▶ [EXERCISE REQUIREMENTS]: Check every line of the entries below for the word "with", and copy the ones that have it.

▶ [SOURCE RECORDS]:
◇ ◇ ◇ ◇ ◇
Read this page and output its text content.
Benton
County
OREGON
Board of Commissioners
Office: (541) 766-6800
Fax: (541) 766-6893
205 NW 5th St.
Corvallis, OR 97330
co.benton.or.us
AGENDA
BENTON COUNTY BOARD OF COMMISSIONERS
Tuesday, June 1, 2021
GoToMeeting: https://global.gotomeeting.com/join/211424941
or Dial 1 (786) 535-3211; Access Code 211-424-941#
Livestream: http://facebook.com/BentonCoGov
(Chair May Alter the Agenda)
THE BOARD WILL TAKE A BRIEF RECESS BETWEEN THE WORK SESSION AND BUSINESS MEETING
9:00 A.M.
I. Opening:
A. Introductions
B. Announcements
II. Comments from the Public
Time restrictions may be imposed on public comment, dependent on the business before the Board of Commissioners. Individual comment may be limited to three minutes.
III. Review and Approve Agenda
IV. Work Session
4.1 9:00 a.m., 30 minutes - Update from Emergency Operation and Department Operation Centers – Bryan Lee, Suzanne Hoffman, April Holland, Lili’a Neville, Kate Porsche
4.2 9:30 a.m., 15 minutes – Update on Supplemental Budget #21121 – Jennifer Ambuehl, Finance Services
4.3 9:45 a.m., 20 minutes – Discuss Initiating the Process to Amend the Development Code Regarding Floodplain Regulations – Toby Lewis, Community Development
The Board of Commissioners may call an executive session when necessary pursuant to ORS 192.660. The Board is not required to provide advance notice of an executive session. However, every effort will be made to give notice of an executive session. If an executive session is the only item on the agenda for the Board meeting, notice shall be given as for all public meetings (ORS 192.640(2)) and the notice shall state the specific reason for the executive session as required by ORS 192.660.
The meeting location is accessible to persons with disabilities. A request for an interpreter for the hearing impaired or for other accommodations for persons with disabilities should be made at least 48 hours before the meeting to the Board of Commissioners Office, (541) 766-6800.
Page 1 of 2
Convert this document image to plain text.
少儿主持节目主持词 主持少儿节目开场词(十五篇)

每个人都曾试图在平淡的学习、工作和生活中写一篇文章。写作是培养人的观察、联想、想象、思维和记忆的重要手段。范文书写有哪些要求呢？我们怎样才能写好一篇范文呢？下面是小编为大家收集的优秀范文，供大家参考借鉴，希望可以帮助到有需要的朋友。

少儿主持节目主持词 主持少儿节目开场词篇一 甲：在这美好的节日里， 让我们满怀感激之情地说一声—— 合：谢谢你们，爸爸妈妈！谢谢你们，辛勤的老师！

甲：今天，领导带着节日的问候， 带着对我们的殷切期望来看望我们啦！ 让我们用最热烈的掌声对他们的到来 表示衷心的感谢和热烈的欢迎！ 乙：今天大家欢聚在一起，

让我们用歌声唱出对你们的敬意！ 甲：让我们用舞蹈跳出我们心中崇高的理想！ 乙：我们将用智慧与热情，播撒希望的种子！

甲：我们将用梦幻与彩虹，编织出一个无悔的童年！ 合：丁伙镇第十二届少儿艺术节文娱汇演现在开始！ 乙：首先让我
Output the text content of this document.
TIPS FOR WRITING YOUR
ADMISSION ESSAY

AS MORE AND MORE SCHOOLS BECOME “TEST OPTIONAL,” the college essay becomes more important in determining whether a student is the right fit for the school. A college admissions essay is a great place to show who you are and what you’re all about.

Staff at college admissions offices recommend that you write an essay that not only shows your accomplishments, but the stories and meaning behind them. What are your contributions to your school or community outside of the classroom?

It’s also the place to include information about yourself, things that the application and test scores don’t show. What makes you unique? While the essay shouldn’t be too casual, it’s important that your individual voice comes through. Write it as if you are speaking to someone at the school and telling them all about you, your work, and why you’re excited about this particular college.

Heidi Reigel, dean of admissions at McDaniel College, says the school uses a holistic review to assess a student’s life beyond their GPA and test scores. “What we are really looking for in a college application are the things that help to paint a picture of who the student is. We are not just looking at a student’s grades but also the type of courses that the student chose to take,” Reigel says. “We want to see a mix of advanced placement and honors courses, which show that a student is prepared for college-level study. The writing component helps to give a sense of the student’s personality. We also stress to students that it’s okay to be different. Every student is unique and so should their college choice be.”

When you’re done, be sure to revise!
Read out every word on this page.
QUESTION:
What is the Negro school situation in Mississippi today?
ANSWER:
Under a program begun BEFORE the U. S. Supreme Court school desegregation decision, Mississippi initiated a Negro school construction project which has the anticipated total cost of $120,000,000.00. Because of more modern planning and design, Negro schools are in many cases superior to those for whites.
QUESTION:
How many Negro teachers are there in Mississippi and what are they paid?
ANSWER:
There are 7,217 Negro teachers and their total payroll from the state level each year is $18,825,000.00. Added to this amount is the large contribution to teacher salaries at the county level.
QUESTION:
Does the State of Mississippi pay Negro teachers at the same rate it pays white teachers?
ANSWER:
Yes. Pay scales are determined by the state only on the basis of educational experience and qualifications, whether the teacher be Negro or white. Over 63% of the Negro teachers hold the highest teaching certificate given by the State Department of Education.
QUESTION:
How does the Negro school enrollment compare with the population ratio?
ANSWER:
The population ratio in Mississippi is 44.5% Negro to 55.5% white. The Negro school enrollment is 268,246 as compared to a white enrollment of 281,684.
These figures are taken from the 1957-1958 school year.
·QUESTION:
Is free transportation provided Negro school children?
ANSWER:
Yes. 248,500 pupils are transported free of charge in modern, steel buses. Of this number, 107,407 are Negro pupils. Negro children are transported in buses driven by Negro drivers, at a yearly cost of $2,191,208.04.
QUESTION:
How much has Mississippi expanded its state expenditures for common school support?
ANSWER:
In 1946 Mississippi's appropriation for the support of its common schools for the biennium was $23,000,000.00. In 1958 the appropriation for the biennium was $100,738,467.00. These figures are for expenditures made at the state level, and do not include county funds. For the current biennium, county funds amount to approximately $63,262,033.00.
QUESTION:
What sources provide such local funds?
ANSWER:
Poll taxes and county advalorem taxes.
◇ ◇ ◇ ◇ ◇
▶ [WRITTEN SOLUTION]:
The meeting location is accessible to persons with disabilities. A request for an interpreter for the hearing impaired or for other accommodations for persons with disabilities should be made at least 48 hours before the meeting to the Board of Commissioners Office, (541) 766-6800.
How does the Negro school enrollment compare with the population ratio?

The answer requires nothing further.